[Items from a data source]

○ ○ ○ ○ ○

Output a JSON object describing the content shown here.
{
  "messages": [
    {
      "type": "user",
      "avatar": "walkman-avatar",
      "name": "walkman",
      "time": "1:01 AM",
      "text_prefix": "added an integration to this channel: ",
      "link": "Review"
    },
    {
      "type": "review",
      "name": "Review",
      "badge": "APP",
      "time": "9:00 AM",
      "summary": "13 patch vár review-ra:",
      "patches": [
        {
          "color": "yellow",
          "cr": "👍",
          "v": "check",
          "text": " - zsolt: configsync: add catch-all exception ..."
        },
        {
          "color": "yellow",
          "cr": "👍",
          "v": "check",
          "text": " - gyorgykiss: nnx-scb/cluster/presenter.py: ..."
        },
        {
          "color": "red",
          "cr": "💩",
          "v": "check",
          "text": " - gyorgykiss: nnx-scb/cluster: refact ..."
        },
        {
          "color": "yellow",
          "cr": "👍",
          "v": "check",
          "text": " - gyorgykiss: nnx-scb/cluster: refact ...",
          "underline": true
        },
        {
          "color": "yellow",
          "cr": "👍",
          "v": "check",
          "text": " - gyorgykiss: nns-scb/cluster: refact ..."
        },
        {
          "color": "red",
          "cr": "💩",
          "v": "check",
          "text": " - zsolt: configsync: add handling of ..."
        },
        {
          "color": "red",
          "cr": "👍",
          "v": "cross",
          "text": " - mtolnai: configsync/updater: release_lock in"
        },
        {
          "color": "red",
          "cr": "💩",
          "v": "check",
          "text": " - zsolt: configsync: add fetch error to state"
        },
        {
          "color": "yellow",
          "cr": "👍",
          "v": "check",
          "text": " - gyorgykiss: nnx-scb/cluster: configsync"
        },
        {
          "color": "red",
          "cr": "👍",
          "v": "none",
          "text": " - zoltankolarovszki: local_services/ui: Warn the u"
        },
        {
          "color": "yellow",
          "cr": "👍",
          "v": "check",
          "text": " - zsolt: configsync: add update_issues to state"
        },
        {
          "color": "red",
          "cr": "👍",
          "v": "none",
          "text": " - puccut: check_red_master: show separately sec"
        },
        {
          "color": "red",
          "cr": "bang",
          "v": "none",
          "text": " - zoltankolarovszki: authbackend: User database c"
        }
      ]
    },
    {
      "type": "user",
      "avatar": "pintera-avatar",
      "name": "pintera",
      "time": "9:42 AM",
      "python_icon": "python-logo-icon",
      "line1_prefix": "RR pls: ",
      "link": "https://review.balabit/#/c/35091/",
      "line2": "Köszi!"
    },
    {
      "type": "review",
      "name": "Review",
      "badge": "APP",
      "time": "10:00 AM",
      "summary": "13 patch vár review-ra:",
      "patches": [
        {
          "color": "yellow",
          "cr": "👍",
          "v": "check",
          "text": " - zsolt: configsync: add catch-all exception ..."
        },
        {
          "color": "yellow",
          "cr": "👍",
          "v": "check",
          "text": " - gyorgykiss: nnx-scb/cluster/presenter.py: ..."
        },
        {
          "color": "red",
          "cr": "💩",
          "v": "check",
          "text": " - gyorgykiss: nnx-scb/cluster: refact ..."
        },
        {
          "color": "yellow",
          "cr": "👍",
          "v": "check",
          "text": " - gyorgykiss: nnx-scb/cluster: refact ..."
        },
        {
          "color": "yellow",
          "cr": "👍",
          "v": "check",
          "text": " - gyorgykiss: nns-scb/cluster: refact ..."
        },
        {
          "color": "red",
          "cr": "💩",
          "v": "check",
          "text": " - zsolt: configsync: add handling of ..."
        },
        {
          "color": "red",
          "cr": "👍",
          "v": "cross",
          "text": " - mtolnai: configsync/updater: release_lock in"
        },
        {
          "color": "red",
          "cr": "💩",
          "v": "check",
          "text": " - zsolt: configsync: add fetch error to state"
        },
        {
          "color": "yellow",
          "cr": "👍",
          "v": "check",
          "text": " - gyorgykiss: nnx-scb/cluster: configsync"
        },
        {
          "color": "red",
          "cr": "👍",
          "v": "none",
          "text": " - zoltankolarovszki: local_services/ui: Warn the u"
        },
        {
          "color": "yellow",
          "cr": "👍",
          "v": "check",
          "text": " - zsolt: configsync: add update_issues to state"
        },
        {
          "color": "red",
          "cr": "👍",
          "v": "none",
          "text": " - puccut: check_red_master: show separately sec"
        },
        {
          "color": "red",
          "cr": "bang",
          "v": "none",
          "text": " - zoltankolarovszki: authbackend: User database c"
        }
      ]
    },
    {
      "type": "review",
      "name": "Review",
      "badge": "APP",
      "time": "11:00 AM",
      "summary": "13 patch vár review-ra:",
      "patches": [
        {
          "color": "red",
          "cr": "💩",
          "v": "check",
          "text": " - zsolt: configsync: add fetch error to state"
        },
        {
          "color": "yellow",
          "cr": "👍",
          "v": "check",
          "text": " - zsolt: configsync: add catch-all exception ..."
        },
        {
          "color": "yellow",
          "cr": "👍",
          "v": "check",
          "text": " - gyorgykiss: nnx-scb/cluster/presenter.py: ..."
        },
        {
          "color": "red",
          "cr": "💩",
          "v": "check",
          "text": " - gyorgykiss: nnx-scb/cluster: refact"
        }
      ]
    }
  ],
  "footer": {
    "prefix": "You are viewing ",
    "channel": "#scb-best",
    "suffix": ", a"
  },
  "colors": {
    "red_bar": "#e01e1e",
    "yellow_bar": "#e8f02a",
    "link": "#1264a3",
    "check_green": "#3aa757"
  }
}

○ ○ ○ ○ ○

# What the task asks
Show, from the material above, each line that includes the string "pintera".

# Task output
      "avatar": "pintera-avatar",
      "name": "pintera",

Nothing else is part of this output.